- **REQUEST**:
Copy each line below without leaving any out.

Stored dataset items
◇ ◇ ◇
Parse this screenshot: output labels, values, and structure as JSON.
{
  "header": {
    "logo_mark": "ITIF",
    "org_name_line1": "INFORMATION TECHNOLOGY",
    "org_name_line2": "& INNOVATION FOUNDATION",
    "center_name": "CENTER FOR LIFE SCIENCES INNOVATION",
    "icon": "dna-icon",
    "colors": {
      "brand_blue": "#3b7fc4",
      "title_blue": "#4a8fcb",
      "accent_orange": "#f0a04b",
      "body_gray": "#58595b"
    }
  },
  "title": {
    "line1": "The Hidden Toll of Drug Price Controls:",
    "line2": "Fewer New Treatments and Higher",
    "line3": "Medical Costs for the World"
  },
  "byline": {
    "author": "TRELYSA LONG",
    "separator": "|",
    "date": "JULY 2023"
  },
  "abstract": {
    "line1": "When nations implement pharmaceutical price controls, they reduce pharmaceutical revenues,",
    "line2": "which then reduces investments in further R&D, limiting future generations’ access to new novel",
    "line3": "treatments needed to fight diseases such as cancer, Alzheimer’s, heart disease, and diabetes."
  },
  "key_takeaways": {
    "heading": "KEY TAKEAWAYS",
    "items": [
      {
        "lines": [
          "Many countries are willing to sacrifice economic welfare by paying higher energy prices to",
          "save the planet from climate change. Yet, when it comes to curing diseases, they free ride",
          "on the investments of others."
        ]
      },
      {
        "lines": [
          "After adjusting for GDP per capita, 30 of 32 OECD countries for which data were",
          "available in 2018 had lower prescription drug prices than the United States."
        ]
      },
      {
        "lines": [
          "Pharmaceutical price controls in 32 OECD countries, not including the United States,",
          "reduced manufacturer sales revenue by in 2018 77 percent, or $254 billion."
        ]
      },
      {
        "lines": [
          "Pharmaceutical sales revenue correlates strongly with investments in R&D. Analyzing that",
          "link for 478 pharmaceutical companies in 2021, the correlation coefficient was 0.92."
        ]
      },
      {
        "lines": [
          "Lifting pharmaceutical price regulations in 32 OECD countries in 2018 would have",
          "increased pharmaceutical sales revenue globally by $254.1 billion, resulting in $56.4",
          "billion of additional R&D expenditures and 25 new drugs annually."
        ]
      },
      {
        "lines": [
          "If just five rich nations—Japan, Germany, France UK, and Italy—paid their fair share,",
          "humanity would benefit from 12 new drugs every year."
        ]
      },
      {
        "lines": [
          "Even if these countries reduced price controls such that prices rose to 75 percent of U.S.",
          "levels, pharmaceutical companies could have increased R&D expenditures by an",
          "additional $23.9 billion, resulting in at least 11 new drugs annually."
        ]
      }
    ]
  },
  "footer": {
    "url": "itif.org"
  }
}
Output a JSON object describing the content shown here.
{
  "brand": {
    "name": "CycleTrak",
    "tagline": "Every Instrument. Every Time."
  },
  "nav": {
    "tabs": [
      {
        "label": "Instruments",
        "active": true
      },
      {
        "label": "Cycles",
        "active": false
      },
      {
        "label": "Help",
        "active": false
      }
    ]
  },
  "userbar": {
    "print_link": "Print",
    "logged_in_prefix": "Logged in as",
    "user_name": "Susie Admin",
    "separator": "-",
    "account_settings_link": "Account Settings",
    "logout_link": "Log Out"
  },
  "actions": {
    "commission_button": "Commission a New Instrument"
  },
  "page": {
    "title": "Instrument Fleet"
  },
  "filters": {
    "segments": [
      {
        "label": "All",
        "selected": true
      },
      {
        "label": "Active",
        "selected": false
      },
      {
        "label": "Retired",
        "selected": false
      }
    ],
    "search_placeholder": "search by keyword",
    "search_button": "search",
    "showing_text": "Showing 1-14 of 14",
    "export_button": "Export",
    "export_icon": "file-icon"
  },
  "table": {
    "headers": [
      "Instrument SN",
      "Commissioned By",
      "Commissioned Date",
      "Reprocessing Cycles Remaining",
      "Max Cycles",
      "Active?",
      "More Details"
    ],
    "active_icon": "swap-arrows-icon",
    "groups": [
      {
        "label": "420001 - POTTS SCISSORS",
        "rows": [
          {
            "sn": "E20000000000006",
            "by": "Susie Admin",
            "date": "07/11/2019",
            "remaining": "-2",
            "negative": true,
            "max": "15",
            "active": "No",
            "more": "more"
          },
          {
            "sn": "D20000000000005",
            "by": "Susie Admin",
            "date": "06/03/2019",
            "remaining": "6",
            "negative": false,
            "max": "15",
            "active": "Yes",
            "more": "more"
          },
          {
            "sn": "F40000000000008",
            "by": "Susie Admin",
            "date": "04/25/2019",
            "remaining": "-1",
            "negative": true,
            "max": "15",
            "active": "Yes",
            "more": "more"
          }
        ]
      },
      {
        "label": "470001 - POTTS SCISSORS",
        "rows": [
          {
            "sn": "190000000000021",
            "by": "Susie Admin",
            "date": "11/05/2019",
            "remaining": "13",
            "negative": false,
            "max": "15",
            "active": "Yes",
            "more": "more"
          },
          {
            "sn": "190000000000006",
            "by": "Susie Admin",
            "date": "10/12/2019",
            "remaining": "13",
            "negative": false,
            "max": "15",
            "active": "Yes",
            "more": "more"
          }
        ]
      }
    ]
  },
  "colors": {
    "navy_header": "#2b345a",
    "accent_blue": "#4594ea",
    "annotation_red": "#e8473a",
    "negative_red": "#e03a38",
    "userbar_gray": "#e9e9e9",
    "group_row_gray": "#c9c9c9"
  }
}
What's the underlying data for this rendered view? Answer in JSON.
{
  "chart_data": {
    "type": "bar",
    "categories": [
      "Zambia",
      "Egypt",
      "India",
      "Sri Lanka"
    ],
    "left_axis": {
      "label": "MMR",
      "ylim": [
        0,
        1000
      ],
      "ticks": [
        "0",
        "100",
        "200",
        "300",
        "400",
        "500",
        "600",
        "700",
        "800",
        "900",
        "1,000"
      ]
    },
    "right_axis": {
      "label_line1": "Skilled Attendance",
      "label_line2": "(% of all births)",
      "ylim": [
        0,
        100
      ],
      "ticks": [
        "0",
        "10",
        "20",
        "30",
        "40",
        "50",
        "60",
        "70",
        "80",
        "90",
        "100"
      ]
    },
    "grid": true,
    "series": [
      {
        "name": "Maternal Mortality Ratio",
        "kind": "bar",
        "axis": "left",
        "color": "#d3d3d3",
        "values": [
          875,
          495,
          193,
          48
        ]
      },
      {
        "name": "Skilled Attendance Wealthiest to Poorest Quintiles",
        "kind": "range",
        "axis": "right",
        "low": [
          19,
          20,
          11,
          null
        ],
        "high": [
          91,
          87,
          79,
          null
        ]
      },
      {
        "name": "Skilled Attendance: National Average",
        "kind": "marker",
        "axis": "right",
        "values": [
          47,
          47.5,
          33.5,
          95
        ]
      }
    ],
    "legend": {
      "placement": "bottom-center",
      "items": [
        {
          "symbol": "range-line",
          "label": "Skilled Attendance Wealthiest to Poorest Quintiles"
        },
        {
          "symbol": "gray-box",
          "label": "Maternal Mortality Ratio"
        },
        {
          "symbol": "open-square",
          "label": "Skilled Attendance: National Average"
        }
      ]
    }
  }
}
◇ ◇ ◇
- **ANSWER TO THE TASK**:
Parse this screenshot: output labels, values, and structure as JSON.
{
  "header": {
    "logo_mark": "ITIF",
    "org_name_line1": "INFORMATION TECHNOLOGY",
    "org_name_line2": "& INNOVATION FOUNDATION",
    "center_name": "CENTER FOR LIFE SCIENCES INNOVATION",
    "icon": "dna-icon",
    "colors": {
      "brand_blue": "#3b7fc4",
      "title_blue": "#4a8fcb",
      "accent_orange": "#f0a04b",
      "body_gray": "#58595b"
    }
  },
  "title": {
    "line1": "The Hidden Toll of Drug Price Controls:",
    "line2": "Fewer New Treatments and Higher",
    "line3": "Medical Costs for the World"
  },
  "byline": {
    "author": "TRELYSA LONG",
    "separator": "|",
    "date": "JULY 2023"
  },
  "abstract": {
    "line1": "When nations implement pharmaceutical price controls, they reduce pharmaceutical revenues,",
    "line2": "which then reduces investments in further R&D, limiting future generations’ access to new novel",
    "line3": "treatments needed to fight diseases such as cancer, Alzheimer’s, heart disease, and diabetes."
  },
  "key_takeaways": {
    "heading": "KEY TAKEAWAYS",
    "items": [
      {
        "lines": [
          "Many countries are willing to sacrifice economic welfare by paying higher energy prices to",
          "save the planet from climate change. Yet, when it comes to curing diseases, they free ride",
          "on the investments of others."
        ]
      },
      {
        "lines": [
          "After adjusting for GDP per capita, 30 of 32 OECD countries for which data were",
          "available in 2018 had lower prescription drug prices than the United States."
        ]
      },
      {
        "lines": [
          "Pharmaceutical price controls in 32 OECD countries, not including the United States,",
          "reduced manufacturer sales revenue by in 2018 77 percent, or $254 billion."
        ]
      },
      {
        "lines": [
          "Pharmaceutical sales revenue correlates strongly with investments in R&D. Analyzing that",
          "link for 478 pharmaceutical companies in 2021, the correlation coefficient was 0.92."
        ]
      },
      {
        "lines": [
          "Lifting pharmaceutical price regulations in 32 OECD countries in 2018 would have",
          "increased pharmaceutical sales revenue globally by $254.1 billion, resulting in $56.4",
          "billion of additional R&D expenditures and 25 new drugs annually."
        ]
      },
      {
        "lines": [
          "If just five rich nations—Japan, Germany, France UK, and Italy—paid their fair share,",
          "humanity would benefit from 12 new drugs every year."
        ]
      },
      {
        "lines": [
          "Even if these countries reduced price controls such that prices rose to 75 percent of U.S.",
          "levels, pharmaceutical companies could have increased R&D expenditures by an",
          "additional $23.9 billion, resulting in at least 11 new drugs annually."
        ]
      }
    ]
  },
  "footer": {
    "url": "itif.org"
  }
}
Output a JSON object describing the content shown here.
{
  "brand": {
    "name": "CycleTrak",
    "tagline": "Every Instrument. Every Time."
  },
  "nav": {
    "tabs": [
      {
        "label": "Instruments",
        "active": true
      },
      {
        "label": "Cycles",
        "active": false
      },
      {
        "label": "Help",
        "active": false
      }
    ]
  },
  "userbar": {
    "print_link": "Print",
    "logged_in_prefix": "Logged in as",
    "user_name": "Susie Admin",
    "separator": "-",
    "account_settings_link": "Account Settings",
    "logout_link": "Log Out"
  },
  "actions": {
    "commission_button": "Commission a New Instrument"
  },
  "page": {
    "title": "Instrument Fleet"
  },
  "filters": {
    "segments": [
      {
        "label": "All",
        "selected": true
      },
      {
        "label": "Active",
        "selected": false
      },
      {
        "label": "Retired",
        "selected": false
      }
    ],
    "search_placeholder": "search by keyword",
    "search_button": "search",
    "showing_text": "Showing 1-14 of 14",
    "export_button": "Export",
    "export_icon": "file-icon"
  },
  "table": {
    "headers": [
      "Instrument SN",
      "Commissioned By",
      "Commissioned Date",
      "Reprocessing Cycles Remaining",
      "Max Cycles",
      "Active?",
      "More Details"
    ],
    "active_icon": "swap-arrows-icon",
    "groups": [
      {
        "label": "420001 - POTTS SCISSORS",
        "rows": [
          {
            "sn": "E20000000000006",
            "by": "Susie Admin",
            "date": "07/11/2019",
            "remaining": "-2",
            "negative": true,
            "max": "15",
            "active": "No",
            "more": "more"
          },
          {
            "sn": "D20000000000005",
            "by": "Susie Admin",
            "date": "06/03/2019",
            "remaining": "6",
            "negative": false,
            "max": "15",
            "active": "Yes",
            "more": "more"
          },
          {
            "sn": "F40000000000008",
            "by": "Susie Admin",
            "date": "04/25/2019",
            "remaining": "-1",
            "negative": true,
            "max": "15",
            "active": "Yes",
            "more": "more"
          }
        ]
      },
      {
        "label": "470001 - POTTS SCISSORS",
        "rows": [
          {
            "sn": "190000000000021",
            "by": "Susie Admin",
            "date": "11/05/2019",
            "remaining": "13",
            "negative": false,
            "max": "15",
            "active": "Yes",
            "more": "more"
          },
          {
            "sn": "190000000000006",
            "by": "Susie Admin",
            "date": "10/12/2019",
            "remaining": "13",
            "negative": false,
            "max": "15",
            "active": "Yes",
            "more": "more"
          }
        ]
      }
    ]
  },
  "colors": {
    "navy_header": "#2b345a",
    "accent_blue": "#4594ea",
    "annotation_red": "#e8473a",
    "negative_red": "#e03a38",
    "userbar_gray": "#e9e9e9",
    "group_row_gray": "#c9c9c9"
  }
}
What's the underlying data for this rendered view? Answer in JSON.
{
  "chart_data": {
    "type": "bar",
    "categories": [
      "Zambia",
      "Egypt",
      "India",
      "Sri Lanka"
    ],
    "left_axis": {
      "label": "MMR",
      "ylim": [
        0,
        1000
      ],
      "ticks": [
        "0",
        "100",
        "200",
        "300",
        "400",
        "500",
        "600",
        "700",
        "800",
        "900",
        "1,000"
      ]
    },
    "right_axis": {
      "label_line1": "Skilled Attendance",
      "label_line2": "(% of all births)",
      "ylim": [
        0,
        100
      ],
      "ticks": [
        "0",
        "10",
        "20",
        "30",
        "40",
        "50",
        "60",
        "70",
        "80",
        "90",
        "100"
      ]
    },
    "grid": true,
    "series": [
      {
        "name": "Maternal Mortality Ratio",
        "kind": "bar",
        "axis": "left",
        "color": "#d3d3d3",
        "values": [
          875,
          495,
          193,
          48
        ]
      },
      {
        "name": "Skilled Attendance Wealthiest to Poorest Quintiles",
        "kind": "range",
        "axis": "right",
        "low": [
          19,
          20,
          11,
          null
        ],
        "high": [
          91,
          87,
          79,
          null
        ]
      },
      {
        "name": "Skilled Attendance: National Average",
        "kind": "marker",
        "axis": "right",
        "values": [
          47,
          47.5,
          33.5,
          95
        ]
      }
    ],
    "legend": {
      "placement": "bottom-center",
      "items": [
        {
          "symbol": "range-line",
          "label": "Skilled Attendance Wealthiest to Poorest Quintiles"
        },
        {
          "symbol": "gray-box",
          "label": "Maternal Mortality Ratio"
        },
        {
          "symbol": "open-square",
          "label": "Skilled Attendance: National Average"
        }
      ]
    }
  }
}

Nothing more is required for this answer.